> **WHAT TO WORK ON**
Go through each line of the records below and count those with the word "Socabaya"; give only the total.

──────── RECORDS FOR THE TASK ────────

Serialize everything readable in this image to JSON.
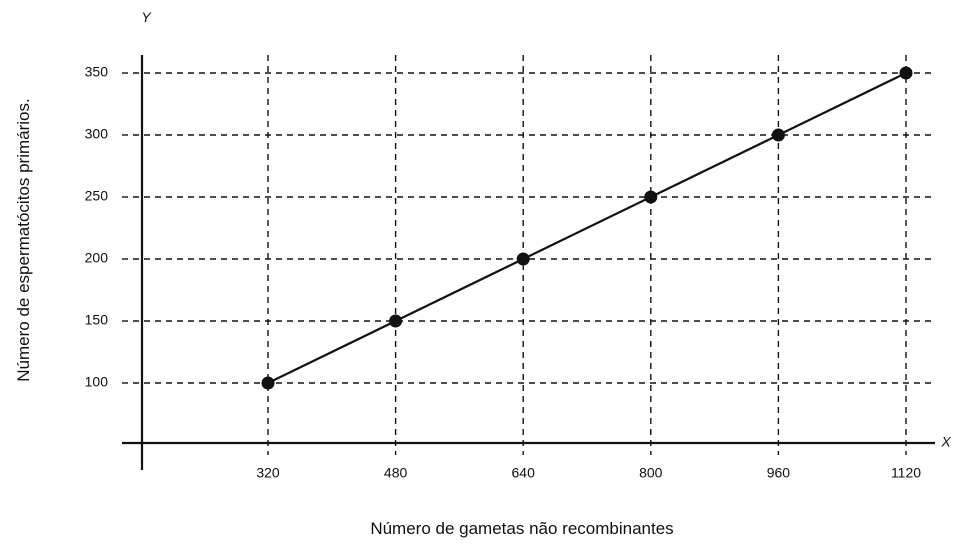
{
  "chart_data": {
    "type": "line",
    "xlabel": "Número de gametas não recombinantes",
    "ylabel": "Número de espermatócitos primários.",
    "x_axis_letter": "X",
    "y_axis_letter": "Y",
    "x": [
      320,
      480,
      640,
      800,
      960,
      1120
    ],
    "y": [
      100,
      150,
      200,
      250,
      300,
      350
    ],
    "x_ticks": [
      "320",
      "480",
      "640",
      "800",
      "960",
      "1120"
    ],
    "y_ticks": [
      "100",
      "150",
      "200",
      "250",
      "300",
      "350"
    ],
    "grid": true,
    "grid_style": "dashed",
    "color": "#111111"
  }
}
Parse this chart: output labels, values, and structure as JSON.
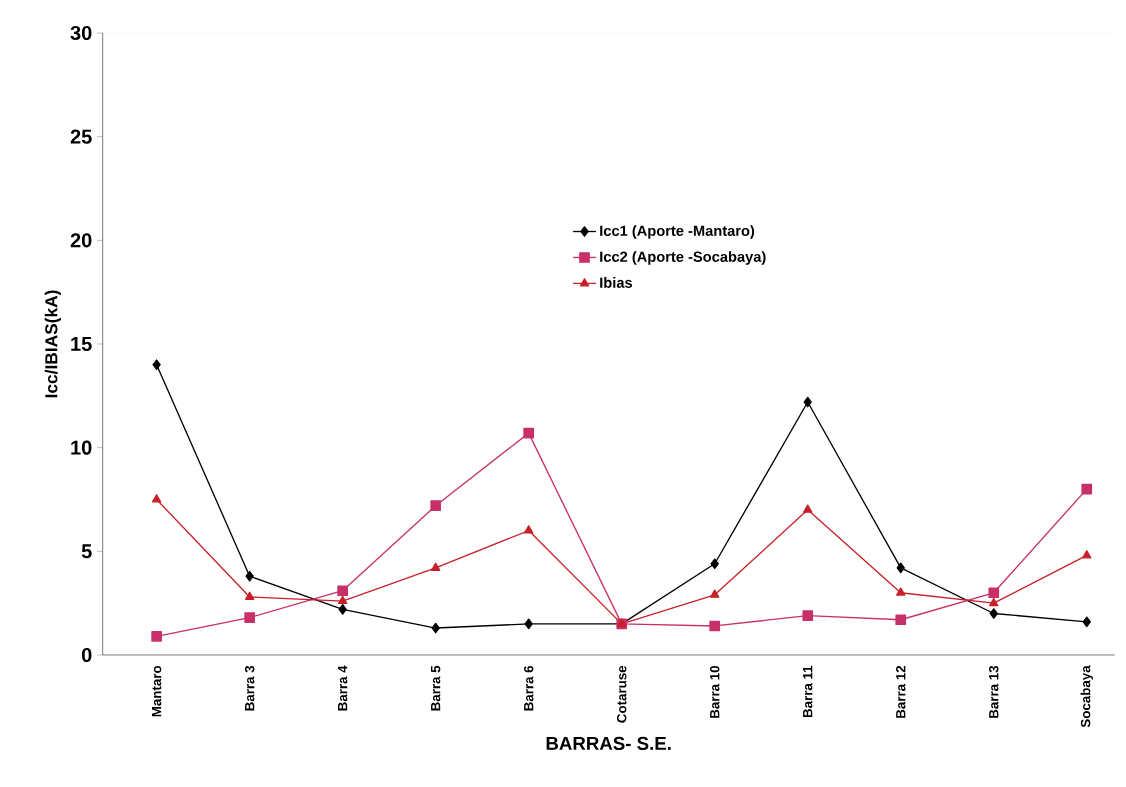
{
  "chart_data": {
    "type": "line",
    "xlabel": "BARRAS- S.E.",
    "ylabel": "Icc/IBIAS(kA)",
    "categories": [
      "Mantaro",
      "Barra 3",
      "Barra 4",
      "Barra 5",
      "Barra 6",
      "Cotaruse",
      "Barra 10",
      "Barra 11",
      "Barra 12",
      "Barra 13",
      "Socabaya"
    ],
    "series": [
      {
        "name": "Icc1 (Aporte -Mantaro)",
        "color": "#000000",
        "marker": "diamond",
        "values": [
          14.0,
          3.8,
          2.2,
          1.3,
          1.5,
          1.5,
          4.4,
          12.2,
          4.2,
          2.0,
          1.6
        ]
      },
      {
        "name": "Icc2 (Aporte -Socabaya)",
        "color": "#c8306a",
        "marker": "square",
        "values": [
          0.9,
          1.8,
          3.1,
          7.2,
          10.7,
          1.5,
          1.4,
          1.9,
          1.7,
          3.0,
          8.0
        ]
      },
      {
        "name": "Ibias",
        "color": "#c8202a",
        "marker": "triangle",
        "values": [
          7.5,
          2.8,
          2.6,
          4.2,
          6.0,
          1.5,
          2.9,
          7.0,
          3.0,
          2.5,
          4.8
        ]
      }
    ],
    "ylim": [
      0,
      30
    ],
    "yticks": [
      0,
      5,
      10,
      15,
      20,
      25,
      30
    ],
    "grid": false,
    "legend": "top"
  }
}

────────

> **EXERCISE OUTPUT**
2